┌─ Given entries

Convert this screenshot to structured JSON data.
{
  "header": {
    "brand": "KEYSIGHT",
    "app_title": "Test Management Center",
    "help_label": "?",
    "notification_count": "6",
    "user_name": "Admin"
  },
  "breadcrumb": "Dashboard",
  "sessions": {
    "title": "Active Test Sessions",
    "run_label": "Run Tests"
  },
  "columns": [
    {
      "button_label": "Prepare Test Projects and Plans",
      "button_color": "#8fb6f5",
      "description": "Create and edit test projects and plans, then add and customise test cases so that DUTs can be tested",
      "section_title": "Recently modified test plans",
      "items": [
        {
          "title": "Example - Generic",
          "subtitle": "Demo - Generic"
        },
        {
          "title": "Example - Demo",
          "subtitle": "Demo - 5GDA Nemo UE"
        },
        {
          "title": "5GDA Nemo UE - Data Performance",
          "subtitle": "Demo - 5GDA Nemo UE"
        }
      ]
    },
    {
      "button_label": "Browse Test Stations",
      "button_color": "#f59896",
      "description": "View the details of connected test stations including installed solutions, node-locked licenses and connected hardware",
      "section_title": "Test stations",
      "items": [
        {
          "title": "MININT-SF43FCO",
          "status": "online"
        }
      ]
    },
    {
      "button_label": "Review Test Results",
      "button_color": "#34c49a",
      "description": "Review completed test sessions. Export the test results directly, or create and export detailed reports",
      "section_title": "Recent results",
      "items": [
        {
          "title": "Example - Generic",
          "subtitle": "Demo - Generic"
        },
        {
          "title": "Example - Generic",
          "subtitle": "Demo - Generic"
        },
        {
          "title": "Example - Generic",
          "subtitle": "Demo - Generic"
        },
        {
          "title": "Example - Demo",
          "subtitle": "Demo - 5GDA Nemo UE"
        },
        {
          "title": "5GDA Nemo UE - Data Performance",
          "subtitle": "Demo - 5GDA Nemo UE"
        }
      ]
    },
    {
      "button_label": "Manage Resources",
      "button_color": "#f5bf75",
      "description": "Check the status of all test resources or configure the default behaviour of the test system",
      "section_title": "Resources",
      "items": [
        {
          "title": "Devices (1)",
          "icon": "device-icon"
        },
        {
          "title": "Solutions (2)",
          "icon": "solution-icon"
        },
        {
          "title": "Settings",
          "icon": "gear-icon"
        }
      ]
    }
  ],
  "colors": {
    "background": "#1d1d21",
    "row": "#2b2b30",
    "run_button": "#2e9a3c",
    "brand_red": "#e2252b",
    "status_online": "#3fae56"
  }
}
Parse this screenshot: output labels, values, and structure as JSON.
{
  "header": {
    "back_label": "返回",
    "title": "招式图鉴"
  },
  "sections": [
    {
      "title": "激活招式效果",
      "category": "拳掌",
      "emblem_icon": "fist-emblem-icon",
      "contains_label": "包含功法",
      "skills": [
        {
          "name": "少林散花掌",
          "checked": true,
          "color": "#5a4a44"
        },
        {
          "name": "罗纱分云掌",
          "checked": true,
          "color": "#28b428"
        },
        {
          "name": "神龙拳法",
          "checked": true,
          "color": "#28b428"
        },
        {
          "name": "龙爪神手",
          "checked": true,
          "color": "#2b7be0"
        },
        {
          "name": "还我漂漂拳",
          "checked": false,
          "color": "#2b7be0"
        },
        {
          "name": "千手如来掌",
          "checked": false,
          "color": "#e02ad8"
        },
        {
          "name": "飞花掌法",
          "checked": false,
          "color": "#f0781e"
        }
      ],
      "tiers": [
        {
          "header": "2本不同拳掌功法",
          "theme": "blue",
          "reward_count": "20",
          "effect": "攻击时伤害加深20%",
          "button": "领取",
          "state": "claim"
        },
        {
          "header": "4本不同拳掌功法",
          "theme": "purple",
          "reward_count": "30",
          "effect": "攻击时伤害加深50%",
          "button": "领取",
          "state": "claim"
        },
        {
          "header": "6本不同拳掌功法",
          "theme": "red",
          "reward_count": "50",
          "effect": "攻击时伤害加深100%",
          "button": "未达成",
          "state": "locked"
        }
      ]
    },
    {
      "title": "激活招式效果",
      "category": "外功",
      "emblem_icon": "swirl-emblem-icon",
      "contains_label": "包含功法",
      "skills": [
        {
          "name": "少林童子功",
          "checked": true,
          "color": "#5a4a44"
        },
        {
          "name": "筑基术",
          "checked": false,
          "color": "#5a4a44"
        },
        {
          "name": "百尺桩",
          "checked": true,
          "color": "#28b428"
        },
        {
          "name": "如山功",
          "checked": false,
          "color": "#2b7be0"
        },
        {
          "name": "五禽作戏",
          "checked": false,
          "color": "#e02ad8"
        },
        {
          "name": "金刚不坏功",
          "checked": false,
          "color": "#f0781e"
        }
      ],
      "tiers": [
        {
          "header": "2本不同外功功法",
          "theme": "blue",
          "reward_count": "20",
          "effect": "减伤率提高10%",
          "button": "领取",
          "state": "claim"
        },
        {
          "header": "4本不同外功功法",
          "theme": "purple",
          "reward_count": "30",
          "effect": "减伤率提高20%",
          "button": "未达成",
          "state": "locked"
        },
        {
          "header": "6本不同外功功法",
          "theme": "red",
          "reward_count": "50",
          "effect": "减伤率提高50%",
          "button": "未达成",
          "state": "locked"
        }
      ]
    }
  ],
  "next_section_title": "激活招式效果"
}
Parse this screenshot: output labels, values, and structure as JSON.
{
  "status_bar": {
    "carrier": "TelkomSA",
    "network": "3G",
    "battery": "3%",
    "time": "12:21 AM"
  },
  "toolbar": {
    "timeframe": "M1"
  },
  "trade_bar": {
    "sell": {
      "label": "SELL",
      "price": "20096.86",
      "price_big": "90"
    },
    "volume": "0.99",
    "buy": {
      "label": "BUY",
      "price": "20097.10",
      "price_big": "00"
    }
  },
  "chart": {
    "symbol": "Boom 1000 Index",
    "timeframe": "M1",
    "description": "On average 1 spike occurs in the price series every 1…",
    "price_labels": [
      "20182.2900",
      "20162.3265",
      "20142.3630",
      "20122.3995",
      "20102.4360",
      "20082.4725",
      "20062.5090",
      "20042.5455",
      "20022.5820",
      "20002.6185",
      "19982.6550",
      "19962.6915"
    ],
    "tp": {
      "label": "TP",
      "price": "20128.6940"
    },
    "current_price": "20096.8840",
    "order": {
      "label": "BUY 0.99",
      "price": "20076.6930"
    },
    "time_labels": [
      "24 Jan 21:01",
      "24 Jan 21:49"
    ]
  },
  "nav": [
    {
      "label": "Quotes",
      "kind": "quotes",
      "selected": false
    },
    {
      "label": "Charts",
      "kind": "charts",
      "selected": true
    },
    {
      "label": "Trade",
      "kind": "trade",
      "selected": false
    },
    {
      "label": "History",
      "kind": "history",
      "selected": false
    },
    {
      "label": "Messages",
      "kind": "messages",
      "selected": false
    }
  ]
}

└─

**Instructions for the task:** Pick out every line above that contains the word "effect" and copy it.

**Solved problem:**
          "effect": "攻击时伤害加深20%",
          "effect": "攻击时伤害加深50%",
          "effect": "攻击时伤害加深100%",
          "effect": "减伤率提高10%",
          "effect": "减伤率提高20%",
          "effect": "减伤率提高50%",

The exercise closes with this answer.